▶ Given records

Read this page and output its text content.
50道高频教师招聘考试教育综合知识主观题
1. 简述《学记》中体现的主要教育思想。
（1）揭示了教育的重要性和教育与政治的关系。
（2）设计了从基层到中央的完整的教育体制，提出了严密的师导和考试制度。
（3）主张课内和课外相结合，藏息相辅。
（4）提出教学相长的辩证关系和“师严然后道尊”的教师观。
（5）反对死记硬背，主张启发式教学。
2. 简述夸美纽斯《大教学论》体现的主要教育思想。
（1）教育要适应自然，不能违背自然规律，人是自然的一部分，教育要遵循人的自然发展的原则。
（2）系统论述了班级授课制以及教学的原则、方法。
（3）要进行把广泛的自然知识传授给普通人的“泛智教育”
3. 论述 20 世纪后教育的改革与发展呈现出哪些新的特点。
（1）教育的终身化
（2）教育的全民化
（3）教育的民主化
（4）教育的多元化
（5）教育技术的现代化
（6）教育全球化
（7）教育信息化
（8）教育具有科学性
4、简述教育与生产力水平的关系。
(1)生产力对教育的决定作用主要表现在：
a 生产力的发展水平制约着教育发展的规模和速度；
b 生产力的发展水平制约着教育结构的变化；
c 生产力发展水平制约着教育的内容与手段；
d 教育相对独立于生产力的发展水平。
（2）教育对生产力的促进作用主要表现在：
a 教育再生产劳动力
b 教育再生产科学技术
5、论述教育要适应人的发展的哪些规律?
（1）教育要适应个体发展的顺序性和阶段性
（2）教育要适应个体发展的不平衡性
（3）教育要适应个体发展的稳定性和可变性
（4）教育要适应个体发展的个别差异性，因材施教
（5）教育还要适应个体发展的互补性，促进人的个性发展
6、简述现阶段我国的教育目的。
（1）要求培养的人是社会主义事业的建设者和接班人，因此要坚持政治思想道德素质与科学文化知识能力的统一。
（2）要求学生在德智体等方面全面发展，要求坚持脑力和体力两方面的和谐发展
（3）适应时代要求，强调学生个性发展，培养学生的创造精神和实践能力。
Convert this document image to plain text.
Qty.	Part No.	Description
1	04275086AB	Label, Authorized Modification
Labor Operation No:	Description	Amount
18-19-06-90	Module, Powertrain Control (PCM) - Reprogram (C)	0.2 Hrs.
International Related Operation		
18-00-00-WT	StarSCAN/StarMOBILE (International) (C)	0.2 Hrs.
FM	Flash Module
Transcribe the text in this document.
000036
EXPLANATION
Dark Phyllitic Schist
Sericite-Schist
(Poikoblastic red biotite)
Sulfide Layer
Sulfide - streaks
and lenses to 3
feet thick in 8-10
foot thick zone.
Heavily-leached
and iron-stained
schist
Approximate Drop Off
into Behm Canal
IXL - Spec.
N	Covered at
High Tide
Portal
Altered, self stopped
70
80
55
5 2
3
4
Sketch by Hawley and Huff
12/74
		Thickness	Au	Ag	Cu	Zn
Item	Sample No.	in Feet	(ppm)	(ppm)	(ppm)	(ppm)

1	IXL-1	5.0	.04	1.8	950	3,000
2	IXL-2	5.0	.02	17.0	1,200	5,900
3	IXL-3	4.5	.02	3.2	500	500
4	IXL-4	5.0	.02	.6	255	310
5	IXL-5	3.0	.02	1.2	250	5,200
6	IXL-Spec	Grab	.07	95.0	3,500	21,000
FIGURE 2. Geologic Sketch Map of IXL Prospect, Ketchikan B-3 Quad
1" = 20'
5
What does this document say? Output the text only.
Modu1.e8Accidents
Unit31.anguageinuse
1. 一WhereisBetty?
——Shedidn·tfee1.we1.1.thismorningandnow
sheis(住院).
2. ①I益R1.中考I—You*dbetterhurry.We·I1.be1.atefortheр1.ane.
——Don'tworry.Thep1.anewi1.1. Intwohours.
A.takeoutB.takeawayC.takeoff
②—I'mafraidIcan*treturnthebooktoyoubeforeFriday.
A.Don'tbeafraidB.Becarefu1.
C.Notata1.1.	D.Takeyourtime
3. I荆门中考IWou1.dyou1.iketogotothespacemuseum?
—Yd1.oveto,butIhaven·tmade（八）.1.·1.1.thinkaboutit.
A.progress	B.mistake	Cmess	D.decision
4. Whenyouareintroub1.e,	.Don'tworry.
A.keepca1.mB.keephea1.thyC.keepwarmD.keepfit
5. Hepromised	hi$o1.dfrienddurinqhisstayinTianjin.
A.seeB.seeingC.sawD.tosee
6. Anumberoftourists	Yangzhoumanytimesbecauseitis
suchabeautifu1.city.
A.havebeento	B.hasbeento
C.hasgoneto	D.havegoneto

▶ Given exercise
Count the lines in the records above that contain the word "International", and give only that number.

▶ Finished answer
2